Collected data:
·····
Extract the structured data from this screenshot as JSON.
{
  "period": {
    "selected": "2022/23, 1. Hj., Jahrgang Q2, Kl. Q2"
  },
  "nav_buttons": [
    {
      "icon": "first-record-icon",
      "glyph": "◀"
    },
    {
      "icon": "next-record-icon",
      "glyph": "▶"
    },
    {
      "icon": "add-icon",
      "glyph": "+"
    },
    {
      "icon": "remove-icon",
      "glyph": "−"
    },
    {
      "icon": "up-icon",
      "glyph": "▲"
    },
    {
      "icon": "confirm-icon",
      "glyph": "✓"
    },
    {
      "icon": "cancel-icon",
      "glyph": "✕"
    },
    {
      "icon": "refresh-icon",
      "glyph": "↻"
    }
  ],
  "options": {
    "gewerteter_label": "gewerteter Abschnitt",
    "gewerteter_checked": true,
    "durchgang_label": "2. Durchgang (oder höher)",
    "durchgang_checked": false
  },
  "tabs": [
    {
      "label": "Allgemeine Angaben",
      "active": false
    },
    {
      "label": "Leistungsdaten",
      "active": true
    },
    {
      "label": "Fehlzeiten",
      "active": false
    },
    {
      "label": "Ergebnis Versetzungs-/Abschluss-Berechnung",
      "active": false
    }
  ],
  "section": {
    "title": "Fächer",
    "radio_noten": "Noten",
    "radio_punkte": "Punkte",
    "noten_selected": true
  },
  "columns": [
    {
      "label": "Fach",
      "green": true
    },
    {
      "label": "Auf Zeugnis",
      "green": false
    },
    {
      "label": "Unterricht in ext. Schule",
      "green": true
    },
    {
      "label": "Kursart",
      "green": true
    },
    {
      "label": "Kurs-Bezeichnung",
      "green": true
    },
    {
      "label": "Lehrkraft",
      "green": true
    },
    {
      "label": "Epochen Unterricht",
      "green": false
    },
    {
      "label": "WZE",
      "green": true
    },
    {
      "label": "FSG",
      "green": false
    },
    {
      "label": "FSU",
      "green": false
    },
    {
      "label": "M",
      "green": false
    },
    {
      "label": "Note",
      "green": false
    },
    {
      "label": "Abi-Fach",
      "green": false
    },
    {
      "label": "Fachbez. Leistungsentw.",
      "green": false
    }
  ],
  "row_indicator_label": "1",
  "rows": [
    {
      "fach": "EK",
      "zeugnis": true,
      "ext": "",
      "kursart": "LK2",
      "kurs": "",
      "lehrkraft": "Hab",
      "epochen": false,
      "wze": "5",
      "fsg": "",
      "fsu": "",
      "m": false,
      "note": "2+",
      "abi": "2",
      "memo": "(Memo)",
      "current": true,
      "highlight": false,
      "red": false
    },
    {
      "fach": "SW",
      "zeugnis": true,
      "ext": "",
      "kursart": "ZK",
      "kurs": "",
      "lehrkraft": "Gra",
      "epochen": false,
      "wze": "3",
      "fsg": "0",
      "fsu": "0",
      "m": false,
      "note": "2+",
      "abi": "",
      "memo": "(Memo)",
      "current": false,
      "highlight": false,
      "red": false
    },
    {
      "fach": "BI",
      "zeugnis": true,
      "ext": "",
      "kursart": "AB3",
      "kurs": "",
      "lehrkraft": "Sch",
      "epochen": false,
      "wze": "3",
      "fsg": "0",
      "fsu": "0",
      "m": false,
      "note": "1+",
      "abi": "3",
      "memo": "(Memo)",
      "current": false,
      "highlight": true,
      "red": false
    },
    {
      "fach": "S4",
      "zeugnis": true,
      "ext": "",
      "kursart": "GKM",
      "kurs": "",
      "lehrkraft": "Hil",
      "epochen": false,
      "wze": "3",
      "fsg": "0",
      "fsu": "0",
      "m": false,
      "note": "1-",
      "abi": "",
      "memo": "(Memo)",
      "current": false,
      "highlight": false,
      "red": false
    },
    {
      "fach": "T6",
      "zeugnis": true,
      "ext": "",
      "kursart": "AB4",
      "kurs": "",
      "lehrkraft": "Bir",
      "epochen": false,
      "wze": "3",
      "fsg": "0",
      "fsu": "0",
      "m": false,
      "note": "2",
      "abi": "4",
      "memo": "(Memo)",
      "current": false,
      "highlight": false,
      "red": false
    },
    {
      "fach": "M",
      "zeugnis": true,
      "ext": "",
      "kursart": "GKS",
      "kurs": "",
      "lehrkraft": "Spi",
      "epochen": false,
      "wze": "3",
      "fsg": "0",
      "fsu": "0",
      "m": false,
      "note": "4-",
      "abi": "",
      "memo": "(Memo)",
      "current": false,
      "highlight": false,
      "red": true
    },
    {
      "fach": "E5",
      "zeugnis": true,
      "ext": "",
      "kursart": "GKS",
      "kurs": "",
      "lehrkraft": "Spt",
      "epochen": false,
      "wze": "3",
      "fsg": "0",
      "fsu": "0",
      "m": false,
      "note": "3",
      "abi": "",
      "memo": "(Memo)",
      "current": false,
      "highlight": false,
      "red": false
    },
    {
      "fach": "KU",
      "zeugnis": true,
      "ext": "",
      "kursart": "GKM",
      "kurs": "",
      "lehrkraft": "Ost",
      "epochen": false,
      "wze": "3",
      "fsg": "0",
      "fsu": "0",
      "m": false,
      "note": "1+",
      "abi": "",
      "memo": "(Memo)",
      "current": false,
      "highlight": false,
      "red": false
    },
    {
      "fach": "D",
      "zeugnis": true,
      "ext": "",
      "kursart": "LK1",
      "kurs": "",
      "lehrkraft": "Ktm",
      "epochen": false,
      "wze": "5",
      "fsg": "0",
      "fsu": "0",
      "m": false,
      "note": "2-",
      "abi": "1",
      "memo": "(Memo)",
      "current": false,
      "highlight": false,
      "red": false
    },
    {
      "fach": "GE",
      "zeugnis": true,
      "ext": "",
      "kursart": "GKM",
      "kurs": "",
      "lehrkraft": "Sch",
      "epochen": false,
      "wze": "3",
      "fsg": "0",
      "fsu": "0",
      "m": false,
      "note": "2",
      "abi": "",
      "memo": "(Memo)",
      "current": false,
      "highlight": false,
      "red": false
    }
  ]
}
·····
■ **Goal**: Please output the entire listing exactly as it stands.

■ **Written reply**:
Extract the structured data from this screenshot as JSON.
{
  "period": {
    "selected": "2022/23, 1. Hj., Jahrgang Q2, Kl. Q2"
  },
  "nav_buttons": [
    {
      "icon": "first-record-icon",
      "glyph": "◀"
    },
    {
      "icon": "next-record-icon",
      "glyph": "▶"
    },
    {
      "icon": "add-icon",
      "glyph": "+"
    },
    {
      "icon": "remove-icon",
      "glyph": "−"
    },
    {
      "icon": "up-icon",
      "glyph": "▲"
    },
    {
      "icon": "confirm-icon",
      "glyph": "✓"
    },
    {
      "icon": "cancel-icon",
      "glyph": "✕"
    },
    {
      "icon": "refresh-icon",
      "glyph": "↻"
    }
  ],
  "options": {
    "gewerteter_label": "gewerteter Abschnitt",
    "gewerteter_checked": true,
    "durchgang_label": "2. Durchgang (oder höher)",
    "durchgang_checked": false
  },
  "tabs": [
    {
      "label": "Allgemeine Angaben",
      "active": false
    },
    {
      "label": "Leistungsdaten",
      "active": true
    },
    {
      "label": "Fehlzeiten",
      "active": false
    },
    {
      "label": "Ergebnis Versetzungs-/Abschluss-Berechnung",
      "active": false
    }
  ],
  "section": {
    "title": "Fächer",
    "radio_noten": "Noten",
    "radio_punkte": "Punkte",
    "noten_selected": true
  },
  "columns": [
    {
      "label": "Fach",
      "green": true
    },
    {
      "label": "Auf Zeugnis",
      "green": false
    },
    {
      "label": "Unterricht in ext. Schule",
      "green": true
    },
    {
      "label": "Kursart",
      "green": true
    },
    {
      "label": "Kurs-Bezeichnung",
      "green": true
    },
    {
      "label": "Lehrkraft",
      "green": true
    },
    {
      "label": "Epochen Unterricht",
      "green": false
    },
    {
      "label": "WZE",
      "green": true
    },
    {
      "label": "FSG",
      "green": false
    },
    {
      "label": "FSU",
      "green": false
    },
    {
      "label": "M",
      "green": false
    },
    {
      "label": "Note",
      "green": false
    },
    {
      "label": "Abi-Fach",
      "green": false
    },
    {
      "label": "Fachbez. Leistungsentw.",
      "green": false
    }
  ],
  "row_indicator_label": "1",
  "rows": [
    {
      "fach": "EK",
      "zeugnis": true,
      "ext": "",
      "kursart": "LK2",
      "kurs": "",
      "lehrkraft": "Hab",
      "epochen": false,
      "wze": "5",
      "fsg": "",
      "fsu": "",
      "m": false,
      "note": "2+",
      "abi": "2",
      "memo": "(Memo)",
      "current": true,
      "highlight": false,
      "red": false
    },
    {
      "fach": "SW",
      "zeugnis": true,
      "ext": "",
      "kursart": "ZK",
      "kurs": "",
      "lehrkraft": "Gra",
      "epochen": false,
      "wze": "3",
      "fsg": "0",
      "fsu": "0",
      "m": false,
      "note": "2+",
      "abi": "",
      "memo": "(Memo)",
      "current": false,
      "highlight": false,
      "red": false
    },
    {
      "fach": "BI",
      "zeugnis": true,
      "ext": "",
      "kursart": "AB3",
      "kurs": "",
      "lehrkraft": "Sch",
      "epochen": false,
      "wze": "3",
      "fsg": "0",
      "fsu": "0",
      "m": false,
      "note": "1+",
      "abi": "3",
      "memo": "(Memo)",
      "current": false,
      "highlight": true,
      "red": false
    },
    {
      "fach": "S4",
      "zeugnis": true,
      "ext": "",
      "kursart": "GKM",
      "kurs": "",
      "lehrkraft": "Hil",
      "epochen": false,
      "wze": "3",
      "fsg": "0",
      "fsu": "0",
      "m": false,
      "note": "1-",
      "abi": "",
      "memo": "(Memo)",
      "current": false,
      "highlight": false,
      "red": false
    },
    {
      "fach": "T6",
      "zeugnis": true,
      "ext": "",
      "kursart": "AB4",
      "kurs": "",
      "lehrkraft": "Bir",
      "epochen": false,
      "wze": "3",
      "fsg": "0",
      "fsu": "0",
      "m": false,
      "note": "2",
      "abi": "4",
      "memo": "(Memo)",
      "current": false,
      "highlight": false,
      "red": false
    },
    {
      "fach": "M",
      "zeugnis": true,
      "ext": "",
      "kursart": "GKS",
      "kurs": "",
      "lehrkraft": "Spi",
      "epochen": false,
      "wze": "3",
      "fsg": "0",
      "fsu": "0",
      "m": false,
      "note": "4-",
      "abi": "",
      "memo": "(Memo)",
      "current": false,
      "highlight": false,
      "red": true
    },
    {
      "fach": "E5",
      "zeugnis": true,
      "ext": "",
      "kursart": "GKS",
      "kurs": "",
      "lehrkraft": "Spt",
      "epochen": false,
      "wze": "3",
      "fsg": "0",
      "fsu": "0",
      "m": false,
      "note": "3",
      "abi": "",
      "memo": "(Memo)",
      "current": false,
      "highlight": false,
      "red": false
    },
    {
      "fach": "KU",
      "zeugnis": true,
      "ext": "",
      "kursart": "GKM",
      "kurs": "",
      "lehrkraft": "Ost",
      "epochen": false,
      "wze": "3",
      "fsg": "0",
      "fsu": "0",
      "m": false,
      "note": "1+",
      "abi": "",
      "memo": "(Memo)",
      "current": false,
      "highlight": false,
      "red": false
    },
    {
      "fach": "D",
      "zeugnis": true,
      "ext": "",
      "kursart": "LK1",
      "kurs": "",
      "lehrkraft": "Ktm",
      "epochen": false,
      "wze": "5",
      "fsg": "0",
      "fsu": "0",
      "m": false,
      "note": "2-",
      "abi": "1",
      "memo": "(Memo)",
      "current": false,
      "highlight": false,
      "red": false
    },
    {
      "fach": "GE",
      "zeugnis": true,
      "ext": "",
      "kursart": "GKM",
      "kurs": "",
      "lehrkraft": "Sch",
      "epochen": false,
      "wze": "3",
      "fsg": "0",
      "fsu": "0",
      "m": false,
      "note": "2",
      "abi": "",
      "memo": "(Memo)",
      "current": false,
      "highlight": false,
      "red": false
    }
  ]
}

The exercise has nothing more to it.